### SELECTED EXCERPT:
The cause of the rectourethral fistula dictates how to manage it. Simple fistulas have high chances of spontaneous resolution or successful repair with appropriate fecal diversion (ileostomy, colostomy) and urine diversion through keeping a Foley catheter inserted [6]. Complex fistulas have a better prognosis if surgically repaired [6].
To identify the location of the fistula, and its relation to the sphincter, retrograde urethrogram and cystogram are used. The rectum can also be filled with contrast through the fistula allowing its visualization in relation to the anal sphincter.
In the case of complex fistulas, recurrent UTI, perineal sepsis, or abscesses, fecal diversion before reconstruction is recommended. In our case, we opted for fecal diversion through ileostomy to prevent any UTIs from occurring. In cases where surgery is required, robotic surgery has proved to have better results for reconstruction, as it allows for better visualization and exposure [7].
Finally, Dellimore, Helyer, and Franklin [8] recommend prospectively in such cases, to modify catheter production and create catheters featuring a hydrophilic, antibacterial, low-friction, and resilient coating. Additionally, they propose designing catheters with a less rigid tip, a flexible shaft, and a configuration that minimizes contact between the catheter and the urethra [8].

(Dataset entries)
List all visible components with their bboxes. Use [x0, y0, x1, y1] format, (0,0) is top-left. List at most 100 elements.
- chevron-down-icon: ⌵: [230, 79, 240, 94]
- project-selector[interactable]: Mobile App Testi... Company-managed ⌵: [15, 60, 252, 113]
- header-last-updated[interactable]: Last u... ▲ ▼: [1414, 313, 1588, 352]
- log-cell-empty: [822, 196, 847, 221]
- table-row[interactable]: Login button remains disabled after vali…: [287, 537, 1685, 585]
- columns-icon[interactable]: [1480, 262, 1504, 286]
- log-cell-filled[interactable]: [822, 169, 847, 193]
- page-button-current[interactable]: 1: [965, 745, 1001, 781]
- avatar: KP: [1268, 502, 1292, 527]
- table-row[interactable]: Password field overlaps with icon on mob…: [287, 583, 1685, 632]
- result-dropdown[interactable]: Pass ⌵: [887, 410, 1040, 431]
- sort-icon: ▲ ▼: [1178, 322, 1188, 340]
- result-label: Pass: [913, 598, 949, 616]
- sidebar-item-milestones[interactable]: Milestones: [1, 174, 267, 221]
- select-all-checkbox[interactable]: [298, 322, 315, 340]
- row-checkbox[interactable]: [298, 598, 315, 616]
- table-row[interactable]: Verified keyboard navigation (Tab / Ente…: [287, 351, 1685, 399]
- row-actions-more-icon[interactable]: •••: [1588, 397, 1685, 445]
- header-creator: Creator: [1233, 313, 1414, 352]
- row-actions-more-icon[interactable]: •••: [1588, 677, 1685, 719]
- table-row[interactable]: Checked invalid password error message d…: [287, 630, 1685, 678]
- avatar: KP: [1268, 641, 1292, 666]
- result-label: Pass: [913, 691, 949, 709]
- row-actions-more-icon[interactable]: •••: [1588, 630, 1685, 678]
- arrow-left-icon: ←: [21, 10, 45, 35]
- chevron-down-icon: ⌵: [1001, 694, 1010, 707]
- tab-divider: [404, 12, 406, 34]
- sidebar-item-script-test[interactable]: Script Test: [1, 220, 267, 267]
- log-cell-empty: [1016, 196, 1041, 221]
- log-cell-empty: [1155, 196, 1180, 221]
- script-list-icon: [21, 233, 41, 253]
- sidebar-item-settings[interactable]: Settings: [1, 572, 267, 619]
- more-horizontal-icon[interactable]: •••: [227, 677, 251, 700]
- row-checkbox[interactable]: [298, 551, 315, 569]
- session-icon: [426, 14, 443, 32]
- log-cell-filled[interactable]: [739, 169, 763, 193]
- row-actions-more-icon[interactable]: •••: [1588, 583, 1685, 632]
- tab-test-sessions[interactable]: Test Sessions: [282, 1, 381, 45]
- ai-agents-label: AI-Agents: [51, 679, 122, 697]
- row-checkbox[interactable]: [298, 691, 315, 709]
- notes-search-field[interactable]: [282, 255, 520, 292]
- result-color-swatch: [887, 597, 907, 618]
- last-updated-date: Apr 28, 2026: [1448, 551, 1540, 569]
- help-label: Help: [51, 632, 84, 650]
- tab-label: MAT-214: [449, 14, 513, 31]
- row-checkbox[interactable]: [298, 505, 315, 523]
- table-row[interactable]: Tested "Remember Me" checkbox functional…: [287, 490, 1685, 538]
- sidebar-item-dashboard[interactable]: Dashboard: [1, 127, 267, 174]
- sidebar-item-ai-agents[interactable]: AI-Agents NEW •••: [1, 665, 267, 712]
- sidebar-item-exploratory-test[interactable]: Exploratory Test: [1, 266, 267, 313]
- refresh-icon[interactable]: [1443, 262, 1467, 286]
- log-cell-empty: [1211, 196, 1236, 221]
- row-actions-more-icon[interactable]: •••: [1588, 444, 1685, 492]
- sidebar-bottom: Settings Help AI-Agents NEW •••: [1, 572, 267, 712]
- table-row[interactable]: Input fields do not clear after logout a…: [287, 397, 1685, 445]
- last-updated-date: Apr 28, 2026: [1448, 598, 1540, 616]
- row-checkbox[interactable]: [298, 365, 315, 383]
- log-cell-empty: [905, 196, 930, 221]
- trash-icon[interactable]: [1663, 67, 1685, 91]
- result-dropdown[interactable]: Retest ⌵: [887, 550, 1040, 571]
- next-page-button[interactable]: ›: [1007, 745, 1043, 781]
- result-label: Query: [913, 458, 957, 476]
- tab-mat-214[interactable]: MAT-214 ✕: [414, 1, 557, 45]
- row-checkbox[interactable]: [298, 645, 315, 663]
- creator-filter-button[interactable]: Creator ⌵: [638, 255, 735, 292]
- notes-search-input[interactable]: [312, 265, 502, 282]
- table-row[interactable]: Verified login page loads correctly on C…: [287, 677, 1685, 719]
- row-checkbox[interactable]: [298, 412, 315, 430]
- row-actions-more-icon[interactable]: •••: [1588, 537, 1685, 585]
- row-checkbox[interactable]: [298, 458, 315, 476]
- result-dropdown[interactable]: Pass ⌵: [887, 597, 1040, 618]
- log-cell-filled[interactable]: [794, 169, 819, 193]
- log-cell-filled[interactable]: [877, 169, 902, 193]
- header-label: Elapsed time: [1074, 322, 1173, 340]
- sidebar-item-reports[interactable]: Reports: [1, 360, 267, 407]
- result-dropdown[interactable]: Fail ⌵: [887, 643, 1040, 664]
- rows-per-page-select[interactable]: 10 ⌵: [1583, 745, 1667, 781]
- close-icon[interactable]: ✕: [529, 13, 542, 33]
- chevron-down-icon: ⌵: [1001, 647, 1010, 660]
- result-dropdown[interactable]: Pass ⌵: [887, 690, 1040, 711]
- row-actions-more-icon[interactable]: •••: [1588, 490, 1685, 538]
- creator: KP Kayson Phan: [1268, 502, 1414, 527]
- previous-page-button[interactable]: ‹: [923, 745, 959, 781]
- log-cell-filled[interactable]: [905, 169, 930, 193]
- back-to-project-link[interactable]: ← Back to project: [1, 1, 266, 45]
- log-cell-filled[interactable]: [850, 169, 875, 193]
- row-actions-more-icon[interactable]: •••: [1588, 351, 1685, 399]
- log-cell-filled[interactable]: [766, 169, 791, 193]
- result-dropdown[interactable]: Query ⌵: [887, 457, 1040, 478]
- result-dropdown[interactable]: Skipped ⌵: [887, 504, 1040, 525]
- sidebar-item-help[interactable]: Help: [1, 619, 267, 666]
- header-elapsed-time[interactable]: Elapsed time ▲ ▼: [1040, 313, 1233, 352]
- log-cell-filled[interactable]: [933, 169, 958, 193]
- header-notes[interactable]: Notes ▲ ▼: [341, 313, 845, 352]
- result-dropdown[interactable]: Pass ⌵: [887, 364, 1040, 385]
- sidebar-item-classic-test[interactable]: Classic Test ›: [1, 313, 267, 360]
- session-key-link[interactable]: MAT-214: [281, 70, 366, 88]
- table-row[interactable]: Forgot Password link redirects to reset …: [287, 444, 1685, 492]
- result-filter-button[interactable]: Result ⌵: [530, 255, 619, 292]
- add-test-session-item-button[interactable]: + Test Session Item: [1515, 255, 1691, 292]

### INSTRUCTIONS:
[a] In the passage on rectourethral fistulas, what form of fecal diversion was chosen in the case described?
[b] Say whether each statement agrees with the passage on rectourethral fistulas: (i) Complex fistulas have a better prognosis when surgically repaired. (ii) Robotic surgery is said to give poorer visualization during reconstruction. (iii) Dellimore, Helyer, and Franklin propose catheters with a more rigid tip.
[c] Continue the passage on rectourethral fistulas from the point where it stops.

### ANSWERS FOR THIS EXERCISE:
[a] Fecal diversion through ileostomy was chosen, to prevent any UTIs from occurring.

[b]
(i) Yes: "Complex fistulas have a better prognosis if surgically repaired"
(ii) No: "as it allows for better visualization and exposure"
(iii) No: "designing catheters with a less rigid tip"

[c]
4. Conclusion
In this case, the patient had several underlying medical conditions that may have increased his risk of rectal perforation, including a history of hemorrhoids and irritable bowel syndrome, but most importantly, a history of urethral stenosis that he had not revealed preoperative. Additionally, the patient had a false tract in the urethra that was identified during intraoperative urethroscopy. This may have made the urethra more susceptible to injury during catheterization. Rectal perforation during Foley catheterization is a rare but potentially serious complication that can lead to significant morbidity and mortality if not managed appropriately.
Consent
No written consent has been obtained from the patients as there is no patient-identifiable data included in this case report.
Conflicts of Interest
The authors declare no conflicts of interest.
Funding
This study did not receive any external funding. All expenses associated with this research were covered by the authors.
Open Research
Data Availability Statement
The underlying data supporting the results of our study are available upon request from the corresponding author Yehya Tlaiss at [email protected]. We aim to ensure the transparency and reproducibility of our research findings, and we are committed to providing access to the data underlying our results to facilitate further exploration and validation by the scientific community.